## EXERCISE INPUTS
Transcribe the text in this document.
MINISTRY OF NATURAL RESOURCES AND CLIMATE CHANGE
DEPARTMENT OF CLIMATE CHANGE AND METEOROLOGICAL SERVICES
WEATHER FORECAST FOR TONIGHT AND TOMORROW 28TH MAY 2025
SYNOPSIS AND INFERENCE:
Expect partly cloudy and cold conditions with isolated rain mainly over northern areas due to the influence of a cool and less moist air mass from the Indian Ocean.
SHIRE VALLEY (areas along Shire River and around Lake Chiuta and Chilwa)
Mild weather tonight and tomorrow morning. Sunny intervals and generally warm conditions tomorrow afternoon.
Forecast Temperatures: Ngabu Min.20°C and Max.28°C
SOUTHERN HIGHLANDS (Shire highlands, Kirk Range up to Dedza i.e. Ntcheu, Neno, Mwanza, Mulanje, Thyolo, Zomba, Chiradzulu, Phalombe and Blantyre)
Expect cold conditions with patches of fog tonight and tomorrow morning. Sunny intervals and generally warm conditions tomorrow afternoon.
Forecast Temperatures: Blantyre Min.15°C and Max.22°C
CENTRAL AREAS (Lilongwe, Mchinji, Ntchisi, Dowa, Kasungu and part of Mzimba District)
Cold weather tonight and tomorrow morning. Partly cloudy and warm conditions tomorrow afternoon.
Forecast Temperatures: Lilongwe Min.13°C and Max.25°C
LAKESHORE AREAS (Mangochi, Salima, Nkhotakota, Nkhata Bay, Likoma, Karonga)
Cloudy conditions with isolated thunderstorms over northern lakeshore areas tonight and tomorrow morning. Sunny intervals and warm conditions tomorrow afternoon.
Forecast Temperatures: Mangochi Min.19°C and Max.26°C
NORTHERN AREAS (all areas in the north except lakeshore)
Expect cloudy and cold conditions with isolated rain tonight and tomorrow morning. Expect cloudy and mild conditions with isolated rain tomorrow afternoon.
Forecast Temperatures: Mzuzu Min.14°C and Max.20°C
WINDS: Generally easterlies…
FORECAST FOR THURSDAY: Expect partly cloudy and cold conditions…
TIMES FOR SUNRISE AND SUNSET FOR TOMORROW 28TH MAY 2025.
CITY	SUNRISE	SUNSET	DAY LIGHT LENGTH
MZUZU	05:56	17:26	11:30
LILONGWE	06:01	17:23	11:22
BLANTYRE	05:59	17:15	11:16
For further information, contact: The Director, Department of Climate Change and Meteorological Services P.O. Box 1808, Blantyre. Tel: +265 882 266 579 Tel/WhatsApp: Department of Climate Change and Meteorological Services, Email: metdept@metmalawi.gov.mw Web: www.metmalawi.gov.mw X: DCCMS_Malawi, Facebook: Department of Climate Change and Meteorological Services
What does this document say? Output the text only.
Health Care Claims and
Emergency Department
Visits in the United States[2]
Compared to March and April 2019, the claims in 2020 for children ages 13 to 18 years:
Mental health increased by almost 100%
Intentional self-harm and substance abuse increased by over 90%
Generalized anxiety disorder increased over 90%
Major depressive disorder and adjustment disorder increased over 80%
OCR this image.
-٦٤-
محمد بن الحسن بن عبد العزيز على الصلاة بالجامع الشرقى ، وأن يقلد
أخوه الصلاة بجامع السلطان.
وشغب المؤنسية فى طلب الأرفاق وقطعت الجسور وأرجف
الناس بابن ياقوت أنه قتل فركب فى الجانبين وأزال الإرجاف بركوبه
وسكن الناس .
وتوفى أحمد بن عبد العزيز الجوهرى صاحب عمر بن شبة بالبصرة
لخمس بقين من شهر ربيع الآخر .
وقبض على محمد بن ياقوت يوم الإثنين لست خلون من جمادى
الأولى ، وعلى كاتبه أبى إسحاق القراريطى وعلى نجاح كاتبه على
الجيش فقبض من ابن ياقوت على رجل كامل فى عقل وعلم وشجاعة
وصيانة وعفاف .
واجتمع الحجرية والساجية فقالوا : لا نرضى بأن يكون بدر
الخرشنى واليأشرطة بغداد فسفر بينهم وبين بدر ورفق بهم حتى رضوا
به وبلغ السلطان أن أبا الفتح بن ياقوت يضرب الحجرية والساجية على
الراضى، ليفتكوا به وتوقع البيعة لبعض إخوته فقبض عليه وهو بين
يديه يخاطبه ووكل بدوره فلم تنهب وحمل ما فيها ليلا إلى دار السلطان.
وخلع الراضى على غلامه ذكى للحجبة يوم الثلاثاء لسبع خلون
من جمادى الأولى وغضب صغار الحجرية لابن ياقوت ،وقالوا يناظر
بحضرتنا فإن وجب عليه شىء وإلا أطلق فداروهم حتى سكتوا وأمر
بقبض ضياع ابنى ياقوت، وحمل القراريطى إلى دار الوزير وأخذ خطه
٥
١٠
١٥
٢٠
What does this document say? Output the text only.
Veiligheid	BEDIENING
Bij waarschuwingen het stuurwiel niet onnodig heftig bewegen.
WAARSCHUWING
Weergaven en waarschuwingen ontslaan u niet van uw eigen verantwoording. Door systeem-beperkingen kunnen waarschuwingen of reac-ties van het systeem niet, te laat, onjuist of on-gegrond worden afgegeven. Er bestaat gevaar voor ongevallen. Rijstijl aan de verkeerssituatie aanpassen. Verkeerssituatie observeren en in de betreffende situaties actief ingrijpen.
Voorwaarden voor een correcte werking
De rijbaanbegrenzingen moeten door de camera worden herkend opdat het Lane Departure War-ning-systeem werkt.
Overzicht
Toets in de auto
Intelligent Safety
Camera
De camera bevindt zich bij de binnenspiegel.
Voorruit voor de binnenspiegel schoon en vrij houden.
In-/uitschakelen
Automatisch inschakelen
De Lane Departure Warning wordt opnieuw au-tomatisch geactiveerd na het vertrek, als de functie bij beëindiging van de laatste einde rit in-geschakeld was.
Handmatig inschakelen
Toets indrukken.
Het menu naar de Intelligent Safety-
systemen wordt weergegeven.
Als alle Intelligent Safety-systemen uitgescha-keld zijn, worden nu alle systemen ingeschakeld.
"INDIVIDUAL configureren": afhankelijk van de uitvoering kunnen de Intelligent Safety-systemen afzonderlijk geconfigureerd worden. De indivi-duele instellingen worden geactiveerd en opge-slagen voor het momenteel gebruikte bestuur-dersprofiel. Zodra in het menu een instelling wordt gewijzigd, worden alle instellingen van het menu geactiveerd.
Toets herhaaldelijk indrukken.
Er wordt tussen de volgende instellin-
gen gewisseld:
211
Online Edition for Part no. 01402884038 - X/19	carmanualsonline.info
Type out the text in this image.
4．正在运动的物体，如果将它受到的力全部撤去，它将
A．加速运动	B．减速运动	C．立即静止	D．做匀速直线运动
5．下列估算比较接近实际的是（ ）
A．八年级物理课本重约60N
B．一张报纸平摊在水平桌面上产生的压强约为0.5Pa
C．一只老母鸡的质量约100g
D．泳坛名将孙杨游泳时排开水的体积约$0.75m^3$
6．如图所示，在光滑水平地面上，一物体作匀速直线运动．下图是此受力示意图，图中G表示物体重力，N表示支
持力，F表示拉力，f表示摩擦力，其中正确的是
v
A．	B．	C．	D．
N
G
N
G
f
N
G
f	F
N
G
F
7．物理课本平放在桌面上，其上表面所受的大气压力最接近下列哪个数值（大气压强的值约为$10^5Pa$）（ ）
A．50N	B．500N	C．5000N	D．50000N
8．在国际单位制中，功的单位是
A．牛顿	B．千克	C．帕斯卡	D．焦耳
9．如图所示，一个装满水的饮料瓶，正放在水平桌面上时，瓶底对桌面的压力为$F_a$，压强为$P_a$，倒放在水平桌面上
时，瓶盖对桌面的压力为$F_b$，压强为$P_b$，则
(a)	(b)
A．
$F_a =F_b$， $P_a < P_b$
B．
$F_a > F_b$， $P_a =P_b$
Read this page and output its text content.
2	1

## REQUIREMENTS
Identify and copy the lines holding the word "وحمل".

## OUTPUT
يديه يخاطبه ووكل بدوره فلم تنهب وحمل ما فيها ليلا إلى دار السلطان.
بقبض ضياع ابنى ياقوت، وحمل القراريطى إلى دار الوزير وأخذ خطه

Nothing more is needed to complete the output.